(Dataset items)
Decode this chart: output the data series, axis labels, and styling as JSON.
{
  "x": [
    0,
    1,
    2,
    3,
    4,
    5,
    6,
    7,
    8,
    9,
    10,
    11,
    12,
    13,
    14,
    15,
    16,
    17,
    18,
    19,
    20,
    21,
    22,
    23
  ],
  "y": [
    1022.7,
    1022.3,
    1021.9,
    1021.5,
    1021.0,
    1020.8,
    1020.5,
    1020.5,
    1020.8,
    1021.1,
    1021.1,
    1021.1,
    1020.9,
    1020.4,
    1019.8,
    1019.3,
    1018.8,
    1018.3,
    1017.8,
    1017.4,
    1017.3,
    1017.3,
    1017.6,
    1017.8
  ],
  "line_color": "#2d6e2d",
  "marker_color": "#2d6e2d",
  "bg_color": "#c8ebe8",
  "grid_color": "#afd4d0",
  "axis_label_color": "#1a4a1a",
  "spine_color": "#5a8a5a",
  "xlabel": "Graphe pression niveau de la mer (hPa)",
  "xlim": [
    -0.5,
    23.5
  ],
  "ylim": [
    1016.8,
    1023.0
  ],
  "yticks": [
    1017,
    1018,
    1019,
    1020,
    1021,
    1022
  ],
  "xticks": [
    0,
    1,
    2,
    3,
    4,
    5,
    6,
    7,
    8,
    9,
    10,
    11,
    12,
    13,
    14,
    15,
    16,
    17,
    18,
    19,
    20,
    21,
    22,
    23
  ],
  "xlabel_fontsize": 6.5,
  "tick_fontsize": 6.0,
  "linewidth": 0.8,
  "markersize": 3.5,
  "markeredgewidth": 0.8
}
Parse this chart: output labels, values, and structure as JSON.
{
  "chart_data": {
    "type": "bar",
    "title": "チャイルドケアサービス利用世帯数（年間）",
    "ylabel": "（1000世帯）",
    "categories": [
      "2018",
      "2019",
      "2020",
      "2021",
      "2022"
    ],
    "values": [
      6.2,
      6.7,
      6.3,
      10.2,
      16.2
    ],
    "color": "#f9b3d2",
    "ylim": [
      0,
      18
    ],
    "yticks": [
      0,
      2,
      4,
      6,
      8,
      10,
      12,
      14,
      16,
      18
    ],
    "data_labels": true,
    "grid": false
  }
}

Written task — Go through the records and print each one exactly.

Full response —
Decode this chart: output the data series, axis labels, and styling as JSON.
{
  "x": [
    0,
    1,
    2,
    3,
    4,
    5,
    6,
    7,
    8,
    9,
    10,
    11,
    12,
    13,
    14,
    15,
    16,
    17,
    18,
    19,
    20,
    21,
    22,
    23
  ],
  "y": [
    1022.7,
    1022.3,
    1021.9,
    1021.5,
    1021.0,
    1020.8,
    1020.5,
    1020.5,
    1020.8,
    1021.1,
    1021.1,
    1021.1,
    1020.9,
    1020.4,
    1019.8,
    1019.3,
    1018.8,
    1018.3,
    1017.8,
    1017.4,
    1017.3,
    1017.3,
    1017.6,
    1017.8
  ],
  "line_color": "#2d6e2d",
  "marker_color": "#2d6e2d",
  "bg_color": "#c8ebe8",
  "grid_color": "#afd4d0",
  "axis_label_color": "#1a4a1a",
  "spine_color": "#5a8a5a",
  "xlabel": "Graphe pression niveau de la mer (hPa)",
  "xlim": [
    -0.5,
    23.5
  ],
  "ylim": [
    1016.8,
    1023.0
  ],
  "yticks": [
    1017,
    1018,
    1019,
    1020,
    1021,
    1022
  ],
  "xticks": [
    0,
    1,
    2,
    3,
    4,
    5,
    6,
    7,
    8,
    9,
    10,
    11,
    12,
    13,
    14,
    15,
    16,
    17,
    18,
    19,
    20,
    21,
    22,
    23
  ],
  "xlabel_fontsize": 6.5,
  "tick_fontsize": 6.0,
  "linewidth": 0.8,
  "markersize": 3.5,
  "markeredgewidth": 0.8
}
Parse this chart: output labels, values, and structure as JSON.
{
  "chart_data": {
    "type": "bar",
    "title": "チャイルドケアサービス利用世帯数（年間）",
    "ylabel": "（1000世帯）",
    "categories": [
      "2018",
      "2019",
      "2020",
      "2021",
      "2022"
    ],
    "values": [
      6.2,
      6.7,
      6.3,
      10.2,
      16.2
    ],
    "color": "#f9b3d2",
    "ylim": [
      0,
      18
    ],
    "yticks": [
      0,
      2,
      4,
      6,
      8,
      10,
      12,
      14,
      16,
      18
    ],
    "data_labels": true,
    "grid": false
  }
}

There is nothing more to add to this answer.